- What this task involves
Filter the entries below, keeping only lines with the word "document".

_ _ _

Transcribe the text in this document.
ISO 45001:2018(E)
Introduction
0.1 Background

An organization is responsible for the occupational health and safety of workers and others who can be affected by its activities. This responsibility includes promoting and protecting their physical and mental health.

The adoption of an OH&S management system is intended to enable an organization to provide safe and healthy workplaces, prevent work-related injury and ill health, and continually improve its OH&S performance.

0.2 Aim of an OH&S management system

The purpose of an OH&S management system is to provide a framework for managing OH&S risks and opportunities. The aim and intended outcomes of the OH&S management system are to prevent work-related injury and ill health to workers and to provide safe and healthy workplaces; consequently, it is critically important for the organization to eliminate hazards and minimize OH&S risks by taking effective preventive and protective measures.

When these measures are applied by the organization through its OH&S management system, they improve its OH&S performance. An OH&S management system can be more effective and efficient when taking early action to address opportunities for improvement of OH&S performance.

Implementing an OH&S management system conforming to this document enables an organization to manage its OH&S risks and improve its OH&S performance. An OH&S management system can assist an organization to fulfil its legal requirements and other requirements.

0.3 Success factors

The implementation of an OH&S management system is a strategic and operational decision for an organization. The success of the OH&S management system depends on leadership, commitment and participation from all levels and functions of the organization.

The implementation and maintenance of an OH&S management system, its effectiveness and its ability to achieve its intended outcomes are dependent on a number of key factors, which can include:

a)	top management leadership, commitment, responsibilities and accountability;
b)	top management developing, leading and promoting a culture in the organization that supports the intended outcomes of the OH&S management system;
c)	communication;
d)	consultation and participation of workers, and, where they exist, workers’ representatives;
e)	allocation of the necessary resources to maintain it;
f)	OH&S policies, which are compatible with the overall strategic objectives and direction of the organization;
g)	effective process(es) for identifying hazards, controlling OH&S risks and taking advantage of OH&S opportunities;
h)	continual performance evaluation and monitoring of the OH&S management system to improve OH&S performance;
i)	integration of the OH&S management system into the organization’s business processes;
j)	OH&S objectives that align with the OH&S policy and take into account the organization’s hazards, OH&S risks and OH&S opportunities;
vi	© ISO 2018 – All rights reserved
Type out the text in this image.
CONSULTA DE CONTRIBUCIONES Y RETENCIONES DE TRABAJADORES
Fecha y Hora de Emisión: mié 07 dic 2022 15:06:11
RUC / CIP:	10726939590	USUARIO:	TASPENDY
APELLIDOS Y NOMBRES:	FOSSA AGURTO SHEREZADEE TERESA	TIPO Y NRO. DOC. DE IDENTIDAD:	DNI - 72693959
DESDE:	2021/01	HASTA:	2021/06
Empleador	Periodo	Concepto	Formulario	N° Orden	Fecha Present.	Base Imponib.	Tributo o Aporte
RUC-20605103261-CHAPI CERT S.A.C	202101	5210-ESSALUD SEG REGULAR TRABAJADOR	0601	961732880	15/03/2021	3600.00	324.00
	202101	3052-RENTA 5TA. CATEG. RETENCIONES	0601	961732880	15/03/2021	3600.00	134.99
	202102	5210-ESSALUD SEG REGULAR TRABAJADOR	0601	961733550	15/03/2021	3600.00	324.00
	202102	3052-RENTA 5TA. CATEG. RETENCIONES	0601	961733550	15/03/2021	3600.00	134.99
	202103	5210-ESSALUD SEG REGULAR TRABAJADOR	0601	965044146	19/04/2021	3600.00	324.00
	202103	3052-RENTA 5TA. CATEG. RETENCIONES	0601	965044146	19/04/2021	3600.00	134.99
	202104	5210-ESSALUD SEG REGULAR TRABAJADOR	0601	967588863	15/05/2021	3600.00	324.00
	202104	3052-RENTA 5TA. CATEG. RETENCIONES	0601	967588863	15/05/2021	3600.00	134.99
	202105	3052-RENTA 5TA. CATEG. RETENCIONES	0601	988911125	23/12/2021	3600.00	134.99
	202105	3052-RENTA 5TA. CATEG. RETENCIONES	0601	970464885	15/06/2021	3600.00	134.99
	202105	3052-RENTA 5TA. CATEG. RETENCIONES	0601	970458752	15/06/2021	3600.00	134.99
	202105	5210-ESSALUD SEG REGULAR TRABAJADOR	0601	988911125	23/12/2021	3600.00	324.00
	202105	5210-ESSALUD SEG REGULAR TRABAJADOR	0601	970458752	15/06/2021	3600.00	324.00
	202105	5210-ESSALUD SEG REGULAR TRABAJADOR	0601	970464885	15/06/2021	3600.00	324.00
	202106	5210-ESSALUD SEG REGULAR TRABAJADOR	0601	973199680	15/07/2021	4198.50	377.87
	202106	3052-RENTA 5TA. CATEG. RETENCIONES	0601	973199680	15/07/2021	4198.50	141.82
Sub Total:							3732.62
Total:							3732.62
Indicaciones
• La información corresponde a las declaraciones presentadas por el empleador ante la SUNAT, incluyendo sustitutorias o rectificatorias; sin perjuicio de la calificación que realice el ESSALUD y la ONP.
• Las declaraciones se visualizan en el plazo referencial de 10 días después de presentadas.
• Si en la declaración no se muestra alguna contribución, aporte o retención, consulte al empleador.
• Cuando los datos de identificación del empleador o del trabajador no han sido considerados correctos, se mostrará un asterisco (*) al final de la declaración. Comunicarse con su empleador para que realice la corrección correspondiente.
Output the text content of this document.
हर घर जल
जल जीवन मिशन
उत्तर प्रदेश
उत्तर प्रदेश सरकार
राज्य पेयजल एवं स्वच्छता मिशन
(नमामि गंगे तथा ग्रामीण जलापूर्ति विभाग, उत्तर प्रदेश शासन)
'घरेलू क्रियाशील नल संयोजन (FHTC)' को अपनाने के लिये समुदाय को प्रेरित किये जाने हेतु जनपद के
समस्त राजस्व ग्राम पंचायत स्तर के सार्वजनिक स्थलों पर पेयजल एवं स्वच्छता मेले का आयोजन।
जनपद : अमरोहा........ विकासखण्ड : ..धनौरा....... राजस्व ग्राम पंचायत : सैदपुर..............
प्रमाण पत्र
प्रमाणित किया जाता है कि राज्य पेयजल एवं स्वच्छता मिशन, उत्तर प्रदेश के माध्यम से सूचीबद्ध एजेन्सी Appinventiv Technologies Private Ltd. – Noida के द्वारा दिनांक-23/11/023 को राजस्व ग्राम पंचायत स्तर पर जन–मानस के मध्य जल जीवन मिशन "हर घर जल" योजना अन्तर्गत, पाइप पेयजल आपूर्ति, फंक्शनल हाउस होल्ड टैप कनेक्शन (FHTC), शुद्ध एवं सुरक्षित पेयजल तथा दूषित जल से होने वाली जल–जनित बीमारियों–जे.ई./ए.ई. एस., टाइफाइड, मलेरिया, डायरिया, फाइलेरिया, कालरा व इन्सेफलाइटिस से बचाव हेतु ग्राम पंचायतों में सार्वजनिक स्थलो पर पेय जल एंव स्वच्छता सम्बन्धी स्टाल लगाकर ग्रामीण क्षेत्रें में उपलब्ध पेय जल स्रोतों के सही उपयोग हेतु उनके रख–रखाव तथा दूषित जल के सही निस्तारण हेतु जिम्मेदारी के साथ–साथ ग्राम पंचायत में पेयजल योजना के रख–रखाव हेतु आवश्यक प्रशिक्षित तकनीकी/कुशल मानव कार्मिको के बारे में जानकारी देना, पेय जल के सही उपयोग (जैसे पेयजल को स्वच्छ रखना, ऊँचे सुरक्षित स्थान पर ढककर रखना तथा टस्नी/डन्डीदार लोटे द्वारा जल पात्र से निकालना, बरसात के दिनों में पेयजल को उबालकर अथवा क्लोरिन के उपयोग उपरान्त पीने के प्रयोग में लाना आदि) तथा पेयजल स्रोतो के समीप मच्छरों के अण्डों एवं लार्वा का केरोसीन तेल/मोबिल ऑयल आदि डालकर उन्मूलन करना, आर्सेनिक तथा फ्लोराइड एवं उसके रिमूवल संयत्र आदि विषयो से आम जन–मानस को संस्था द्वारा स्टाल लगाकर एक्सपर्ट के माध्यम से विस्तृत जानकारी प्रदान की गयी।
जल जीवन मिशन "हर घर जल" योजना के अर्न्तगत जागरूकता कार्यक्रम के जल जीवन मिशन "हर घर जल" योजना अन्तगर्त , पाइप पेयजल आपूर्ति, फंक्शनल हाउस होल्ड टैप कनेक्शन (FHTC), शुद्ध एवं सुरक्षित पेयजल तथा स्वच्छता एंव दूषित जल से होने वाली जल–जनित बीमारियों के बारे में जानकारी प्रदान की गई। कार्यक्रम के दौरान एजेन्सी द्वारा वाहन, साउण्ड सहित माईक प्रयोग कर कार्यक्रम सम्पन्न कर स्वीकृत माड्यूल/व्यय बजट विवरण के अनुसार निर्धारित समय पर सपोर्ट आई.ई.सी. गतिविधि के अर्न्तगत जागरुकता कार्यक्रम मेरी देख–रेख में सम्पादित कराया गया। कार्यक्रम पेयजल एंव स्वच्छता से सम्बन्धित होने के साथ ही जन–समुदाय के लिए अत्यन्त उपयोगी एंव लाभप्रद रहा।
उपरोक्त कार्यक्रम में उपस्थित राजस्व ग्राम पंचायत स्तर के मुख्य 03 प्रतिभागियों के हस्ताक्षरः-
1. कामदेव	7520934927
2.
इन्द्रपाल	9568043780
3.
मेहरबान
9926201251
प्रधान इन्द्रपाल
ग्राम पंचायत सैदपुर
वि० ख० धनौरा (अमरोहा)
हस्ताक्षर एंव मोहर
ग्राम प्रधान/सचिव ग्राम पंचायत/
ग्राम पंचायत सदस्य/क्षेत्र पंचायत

_ _ _

- Completed task
Transcribe the text in this document.
Implementing an OH&S management system conforming to this document enables an organization to manage its OH&S risks and improve its OH&S performance. An OH&S management system can assist an organization to fulfil its legal requirements and other requirements.
Output the text content of this document.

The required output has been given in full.